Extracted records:
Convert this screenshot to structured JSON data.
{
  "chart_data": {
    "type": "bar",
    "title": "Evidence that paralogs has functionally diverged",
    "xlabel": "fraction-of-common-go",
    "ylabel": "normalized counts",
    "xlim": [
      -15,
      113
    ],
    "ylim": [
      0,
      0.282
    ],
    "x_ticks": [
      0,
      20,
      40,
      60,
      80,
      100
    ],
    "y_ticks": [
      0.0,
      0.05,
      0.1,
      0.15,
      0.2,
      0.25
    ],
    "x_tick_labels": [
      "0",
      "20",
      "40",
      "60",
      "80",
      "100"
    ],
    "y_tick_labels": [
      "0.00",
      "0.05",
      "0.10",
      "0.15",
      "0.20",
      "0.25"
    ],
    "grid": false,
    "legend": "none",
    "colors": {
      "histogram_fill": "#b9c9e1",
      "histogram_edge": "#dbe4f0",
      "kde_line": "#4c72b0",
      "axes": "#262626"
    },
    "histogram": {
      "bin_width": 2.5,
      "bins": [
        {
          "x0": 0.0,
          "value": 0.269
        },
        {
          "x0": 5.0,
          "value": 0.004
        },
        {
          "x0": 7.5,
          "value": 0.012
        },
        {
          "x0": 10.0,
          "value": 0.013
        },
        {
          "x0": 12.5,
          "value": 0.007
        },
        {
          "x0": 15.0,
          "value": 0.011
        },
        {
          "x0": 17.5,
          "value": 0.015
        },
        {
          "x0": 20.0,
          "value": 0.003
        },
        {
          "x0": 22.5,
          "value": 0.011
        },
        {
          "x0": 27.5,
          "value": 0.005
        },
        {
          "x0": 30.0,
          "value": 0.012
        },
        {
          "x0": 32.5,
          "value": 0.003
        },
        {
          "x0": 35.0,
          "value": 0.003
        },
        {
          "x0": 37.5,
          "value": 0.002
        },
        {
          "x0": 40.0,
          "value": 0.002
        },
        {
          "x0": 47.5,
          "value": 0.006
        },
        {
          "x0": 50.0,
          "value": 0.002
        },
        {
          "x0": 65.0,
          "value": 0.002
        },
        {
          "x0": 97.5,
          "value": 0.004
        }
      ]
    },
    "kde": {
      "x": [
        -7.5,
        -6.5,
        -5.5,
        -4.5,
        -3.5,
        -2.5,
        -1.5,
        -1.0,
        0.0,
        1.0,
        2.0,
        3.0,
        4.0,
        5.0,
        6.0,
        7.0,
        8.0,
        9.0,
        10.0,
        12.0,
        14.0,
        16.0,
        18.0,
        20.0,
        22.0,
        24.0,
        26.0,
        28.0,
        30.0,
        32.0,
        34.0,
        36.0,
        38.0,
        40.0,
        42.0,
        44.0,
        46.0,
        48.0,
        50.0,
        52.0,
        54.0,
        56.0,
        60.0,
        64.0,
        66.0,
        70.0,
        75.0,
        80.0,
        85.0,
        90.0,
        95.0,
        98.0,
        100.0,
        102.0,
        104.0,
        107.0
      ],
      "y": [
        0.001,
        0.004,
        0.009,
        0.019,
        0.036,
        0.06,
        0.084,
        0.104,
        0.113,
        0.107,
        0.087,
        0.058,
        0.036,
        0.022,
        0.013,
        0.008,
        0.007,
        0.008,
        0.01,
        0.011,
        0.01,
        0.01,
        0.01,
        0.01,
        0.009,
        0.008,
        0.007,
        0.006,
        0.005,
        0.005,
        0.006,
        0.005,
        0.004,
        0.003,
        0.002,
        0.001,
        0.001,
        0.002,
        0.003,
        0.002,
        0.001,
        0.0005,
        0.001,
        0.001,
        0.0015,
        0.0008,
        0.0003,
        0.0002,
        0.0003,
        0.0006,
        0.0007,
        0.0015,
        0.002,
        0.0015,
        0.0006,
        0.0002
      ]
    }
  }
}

#### REQUEST:
Each entry above is to be set down again in exactly the same words.

#### SOLUTION BELOW:
Convert this screenshot to structured JSON data.
{
  "chart_data": {
    "type": "bar",
    "title": "Evidence that paralogs has functionally diverged",
    "xlabel": "fraction-of-common-go",
    "ylabel": "normalized counts",
    "xlim": [
      -15,
      113
    ],
    "ylim": [
      0,
      0.282
    ],
    "x_ticks": [
      0,
      20,
      40,
      60,
      80,
      100
    ],
    "y_ticks": [
      0.0,
      0.05,
      0.1,
      0.15,
      0.2,
      0.25
    ],
    "x_tick_labels": [
      "0",
      "20",
      "40",
      "60",
      "80",
      "100"
    ],
    "y_tick_labels": [
      "0.00",
      "0.05",
      "0.10",
      "0.15",
      "0.20",
      "0.25"
    ],
    "grid": false,
    "legend": "none",
    "colors": {
      "histogram_fill": "#b9c9e1",
      "histogram_edge": "#dbe4f0",
      "kde_line": "#4c72b0",
      "axes": "#262626"
    },
    "histogram": {
      "bin_width": 2.5,
      "bins": [
        {
          "x0": 0.0,
          "value": 0.269
        },
        {
          "x0": 5.0,
          "value": 0.004
        },
        {
          "x0": 7.5,
          "value": 0.012
        },
        {
          "x0": 10.0,
          "value": 0.013
        },
        {
          "x0": 12.5,
          "value": 0.007
        },
        {
          "x0": 15.0,
          "value": 0.011
        },
        {
          "x0": 17.5,
          "value": 0.015
        },
        {
          "x0": 20.0,
          "value": 0.003
        },
        {
          "x0": 22.5,
          "value": 0.011
        },
        {
          "x0": 27.5,
          "value": 0.005
        },
        {
          "x0": 30.0,
          "value": 0.012
        },
        {
          "x0": 32.5,
          "value": 0.003
        },
        {
          "x0": 35.0,
          "value": 0.003
        },
        {
          "x0": 37.5,
          "value": 0.002
        },
        {
          "x0": 40.0,
          "value": 0.002
        },
        {
          "x0": 47.5,
          "value": 0.006
        },
        {
          "x0": 50.0,
          "value": 0.002
        },
        {
          "x0": 65.0,
          "value": 0.002
        },
        {
          "x0": 97.5,
          "value": 0.004
        }
      ]
    },
    "kde": {
      "x": [
        -7.5,
        -6.5,
        -5.5,
        -4.5,
        -3.5,
        -2.5,
        -1.5,
        -1.0,
        0.0,
        1.0,
        2.0,
        3.0,
        4.0,
        5.0,
        6.0,
        7.0,
        8.0,
        9.0,
        10.0,
        12.0,
        14.0,
        16.0,
        18.0,
        20.0,
        22.0,
        24.0,
        26.0,
        28.0,
        30.0,
        32.0,
        34.0,
        36.0,
        38.0,
        40.0,
        42.0,
        44.0,
        46.0,
        48.0,
        50.0,
        52.0,
        54.0,
        56.0,
        60.0,
        64.0,
        66.0,
        70.0,
        75.0,
        80.0,
        85.0,
        90.0,
        95.0,
        98.0,
        100.0,
        102.0,
        104.0,
        107.0
      ],
      "y": [
        0.001,
        0.004,
        0.009,
        0.019,
        0.036,
        0.06,
        0.084,
        0.104,
        0.113,
        0.107,
        0.087,
        0.058,
        0.036,
        0.022,
        0.013,
        0.008,
        0.007,
        0.008,
        0.01,
        0.011,
        0.01,
        0.01,
        0.01,
        0.01,
        0.009,
        0.008,
        0.007,
        0.006,
        0.005,
        0.005,
        0.006,
        0.005,
        0.004,
        0.003,
        0.002,
        0.001,
        0.001,
        0.002,
        0.003,
        0.002,
        0.001,
        0.0005,
        0.001,
        0.001,
        0.0015,
        0.0008,
        0.0003,
        0.0002,
        0.0003,
        0.0006,
        0.0007,
        0.0015,
        0.002,
        0.0015,
        0.0006,
        0.0002
      ]
    }
  }
}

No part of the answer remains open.